§ **Challenge**:
Show every line where "improvement" occurs.

--------------------------------------------------

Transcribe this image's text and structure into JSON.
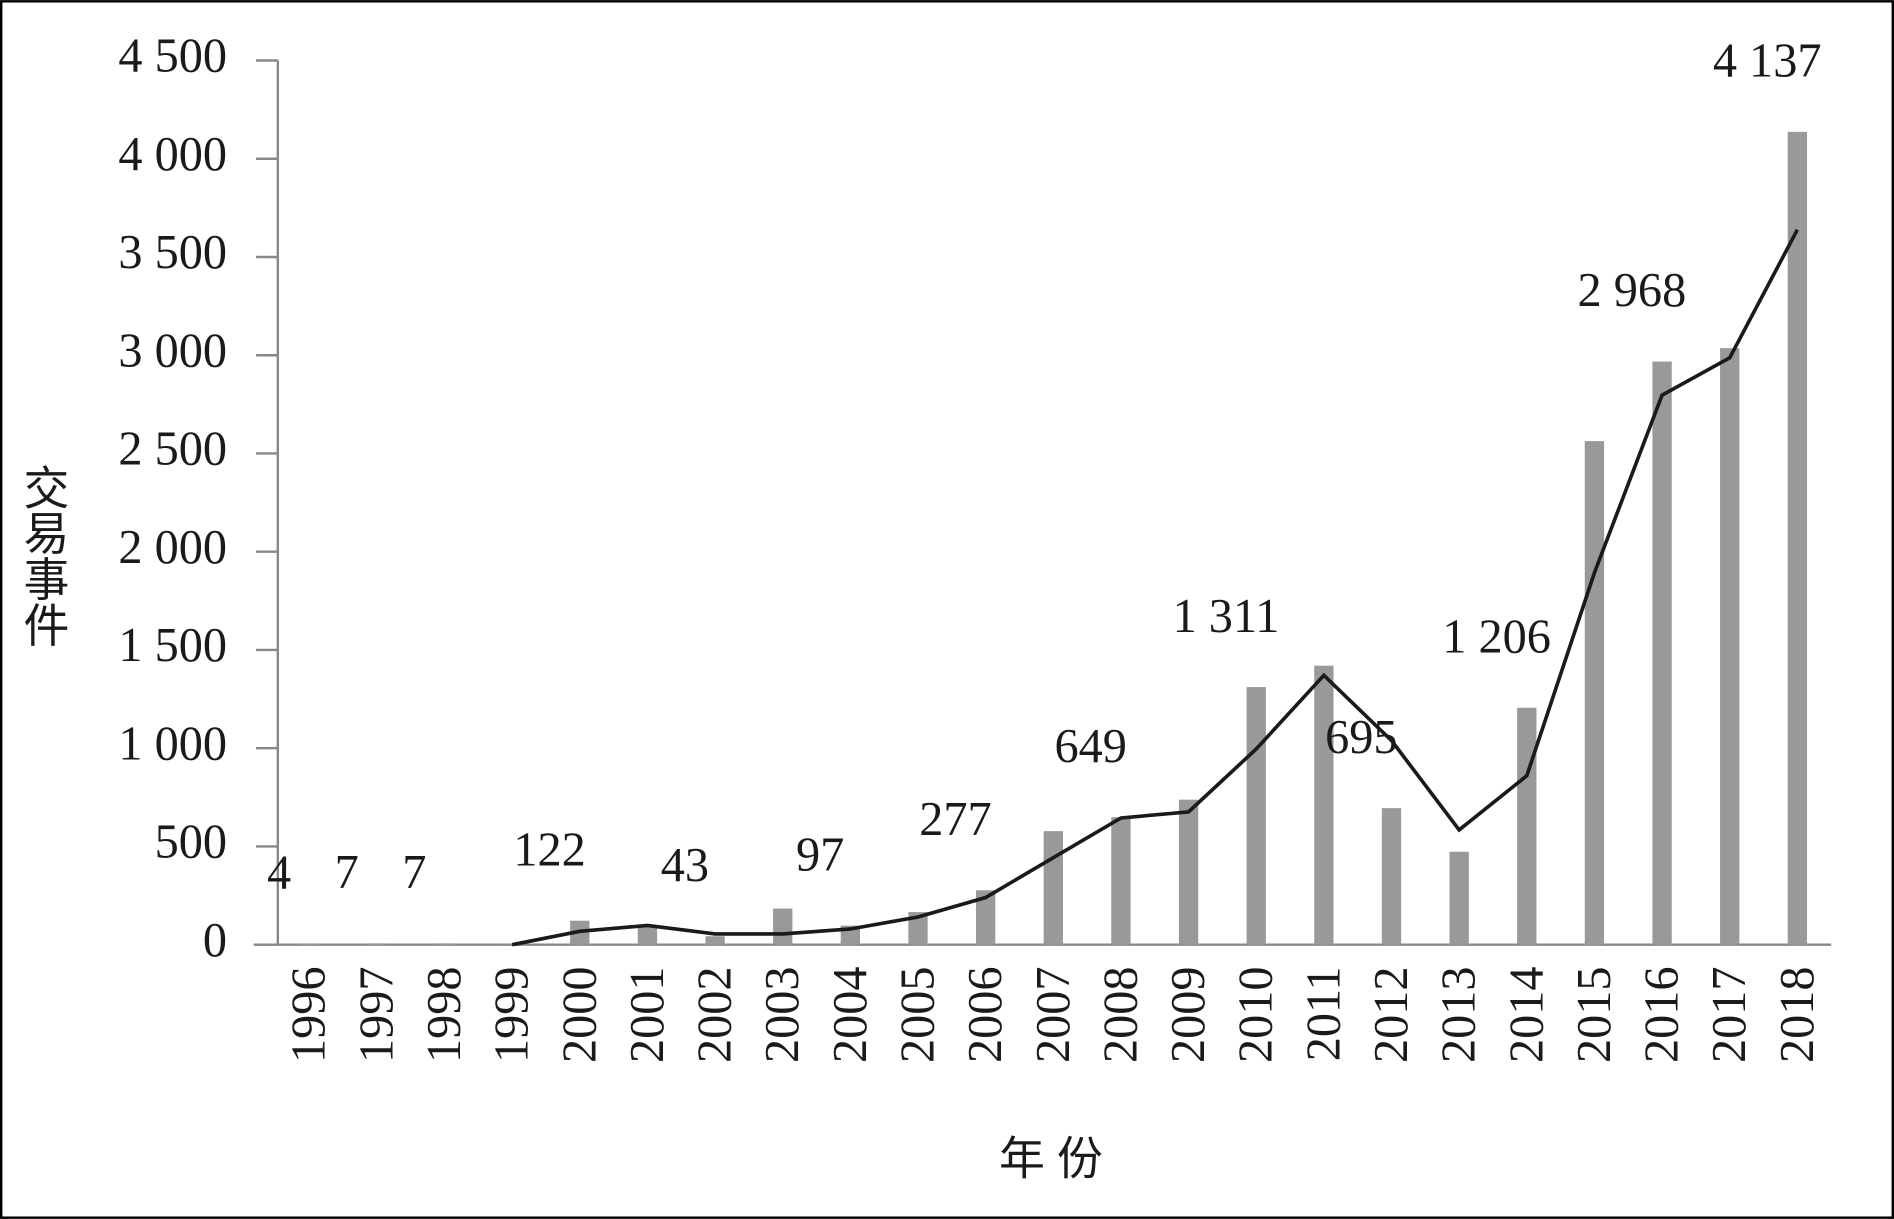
{
  "chart_data": {
    "type": "bar",
    "x_label": "年份",
    "y_label": "交易事件",
    "categories": [
      "1996",
      "1997",
      "1998",
      "1999",
      "2000",
      "2001",
      "2002",
      "2003",
      "2004",
      "2005",
      "2006",
      "2007",
      "2008",
      "2009",
      "2010",
      "2011",
      "2012",
      "2013",
      "2014",
      "2015",
      "2016",
      "2017",
      "2018"
    ],
    "values": [
      4,
      7,
      7,
      2,
      122,
      98,
      43,
      184,
      97,
      166,
      277,
      578,
      649,
      738,
      1311,
      1420,
      695,
      473,
      1206,
      2563,
      2968,
      3036,
      4137
    ],
    "value_labels": [
      "4",
      "7",
      "7",
      null,
      "122",
      null,
      "43",
      null,
      "97",
      null,
      "277",
      null,
      "649",
      null,
      "1 311",
      null,
      "695",
      null,
      "1 206",
      null,
      "2 968",
      null,
      "4 137"
    ],
    "color": "#999999",
    "line": {
      "type": "line",
      "color": "#1a1a1a",
      "values": [
        null,
        null,
        null,
        0,
        68,
        98,
        55,
        55,
        80,
        141,
        240,
        443,
        645,
        676,
        996,
        1371,
        1039,
        584,
        860,
        1893,
        2797,
        2987,
        3639
      ]
    },
    "ylim": [
      0,
      4500
    ],
    "yticks": [
      0,
      500,
      {
        "value": 1000,
        "label": "1 000"
      },
      {
        "value": 1500,
        "label": "1 500"
      },
      {
        "value": 2000,
        "label": "2 000"
      },
      {
        "value": 2500,
        "label": "2 500"
      },
      {
        "value": 3000,
        "label": "3 000"
      },
      {
        "value": 3500,
        "label": "3 500"
      },
      {
        "value": 4000,
        "label": "4 000"
      },
      {
        "value": 4500,
        "label": "4 500"
      }
    ]
  }
}
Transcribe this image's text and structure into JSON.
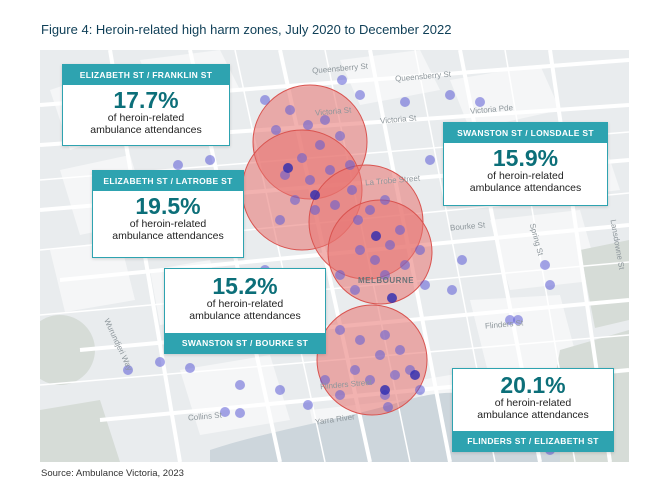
{
  "title": "Figure 4: Heroin-related high harm zones, July 2020 to December 2022",
  "source": "Source: Ambulance Victoria, 2023",
  "colors": {
    "accent": "#2ea3b0",
    "percent_text": "#0c6f79",
    "zone_fill": "#e8726f",
    "point": "#5b5bd6",
    "map_bg": "#e9ecee"
  },
  "map": {
    "city_label": "MELBOURNE",
    "streets": [
      "Queensberry St",
      "Queensberry St",
      "Victoria St",
      "Victoria St",
      "La Trobe Street",
      "Bourke St",
      "Flinders Street",
      "Flinders St",
      "Collins St",
      "Yarra River",
      "Wurundjeri Way",
      "Spring St",
      "Lansdowne St",
      "Victoria Pde"
    ]
  },
  "zones": [
    {
      "tag": "ELIZABETH ST / FRANKLIN ST",
      "percent": "17.7%",
      "desc1": "of heroin-related",
      "desc2": "ambulance attendances"
    },
    {
      "tag": "SWANSTON ST / LONSDALE ST",
      "percent": "15.9%",
      "desc1": "of heroin-related",
      "desc2": "ambulance attendances"
    },
    {
      "tag": "ELIZABETH ST / LATROBE ST",
      "percent": "19.5%",
      "desc1": "of heroin-related",
      "desc2": "ambulance attendances"
    },
    {
      "tag": "SWANSTON ST / BOURKE ST",
      "percent": "15.2%",
      "desc1": "of heroin-related",
      "desc2": "ambulance attendances"
    },
    {
      "tag": "FLINDERS ST / ELIZABETH ST",
      "percent": "20.1%",
      "desc1": "of heroin-related",
      "desc2": "ambulance attendances"
    }
  ]
}
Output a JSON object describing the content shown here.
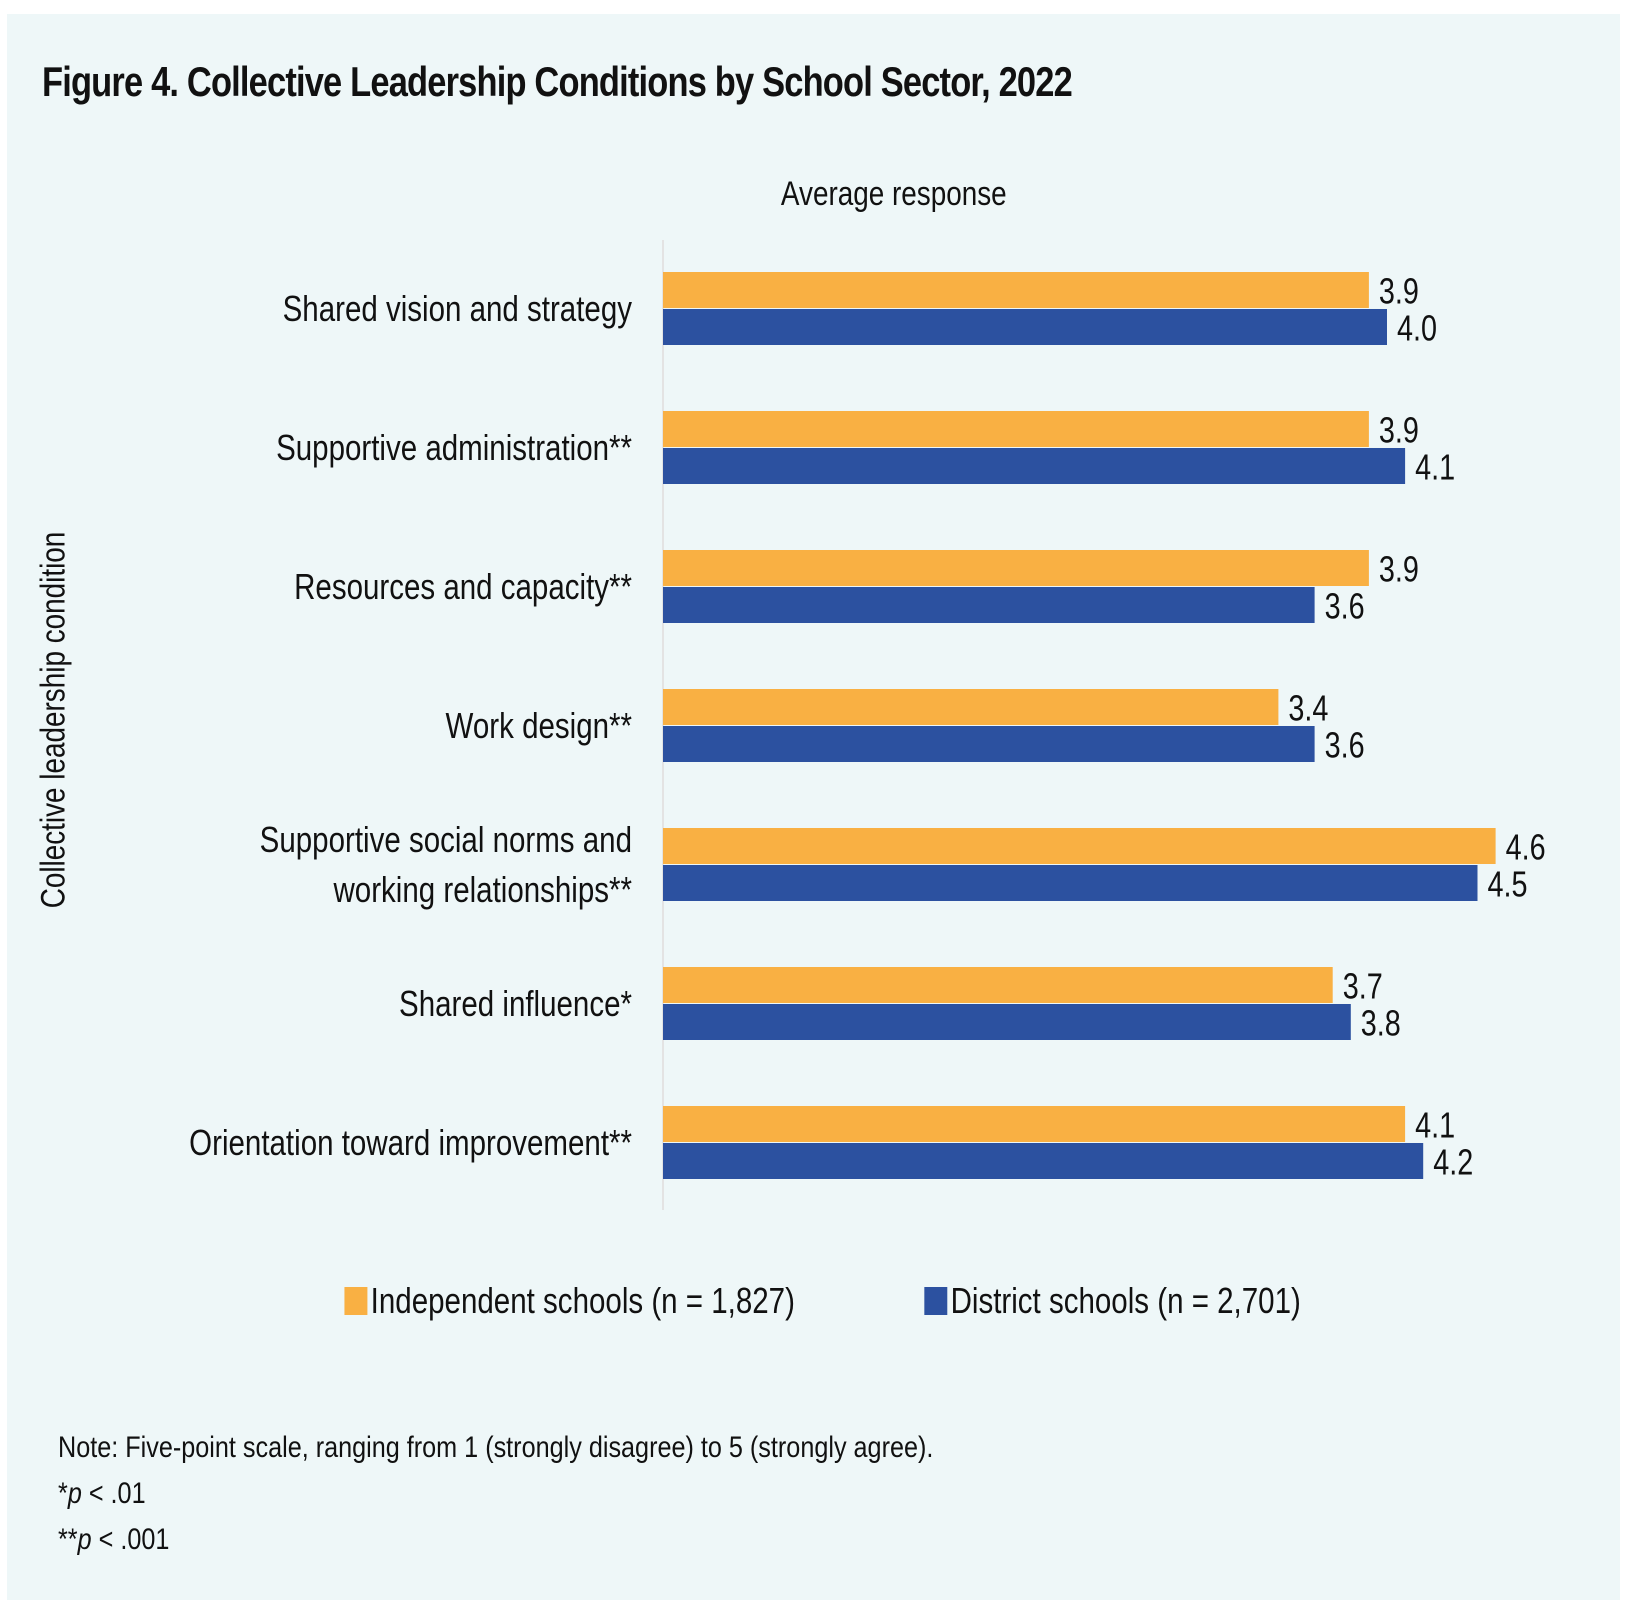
{
  "colors": {
    "independent": "#f9b043",
    "district": "#2c51a0",
    "background": "#eef7f8",
    "axis": "#e3e3e3"
  },
  "chart_data": {
    "type": "bar",
    "orientation": "horizontal",
    "title": "Figure 4. Collective Leadership Conditions by School Sector, 2022",
    "xlabel": "Average response",
    "ylabel": "Collective leadership condition",
    "xlim": [
      0,
      5
    ],
    "grid": false,
    "legend_position": "bottom",
    "categories": [
      "Shared vision and strategy",
      "Supportive administration**",
      "Resources and capacity**",
      "Work design**",
      "Supportive social norms and working relationships**",
      "Shared influence*",
      "Orientation toward improvement**"
    ],
    "category_lines": [
      [
        "Shared vision and strategy"
      ],
      [
        "Supportive administration**"
      ],
      [
        "Resources and capacity**"
      ],
      [
        "Work design**"
      ],
      [
        "Supportive social norms and",
        "working relationships**"
      ],
      [
        "Shared influence*"
      ],
      [
        "Orientation toward improvement**"
      ]
    ],
    "series": [
      {
        "name": "Independent schools (n = 1,827)",
        "values": [
          3.9,
          3.9,
          3.9,
          3.4,
          4.6,
          3.7,
          4.1
        ],
        "labels": [
          "3.9",
          "3.9",
          "3.9",
          "3.4",
          "4.6",
          "3.7",
          "4.1"
        ]
      },
      {
        "name": "District schools (n = 2,701)",
        "values": [
          4.0,
          4.1,
          3.6,
          3.6,
          4.5,
          3.8,
          4.2
        ],
        "labels": [
          "4.0",
          "4.1",
          "3.6",
          "3.6",
          "4.5",
          "3.8",
          "4.2"
        ]
      }
    ]
  },
  "notes": {
    "line1": "Note: Five-point scale, ranging from 1 (strongly disagree) to 5 (strongly agree).",
    "sig1_prefix": "*",
    "sig1_p": "p",
    "sig1_suffix": " < .01",
    "sig2_prefix": "**",
    "sig2_p": "p",
    "sig2_suffix": " < .001"
  }
}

--------------------------------------------------

§ **Finished answer**:
      "Orientation toward improvement**"
        "Orientation toward improvement**"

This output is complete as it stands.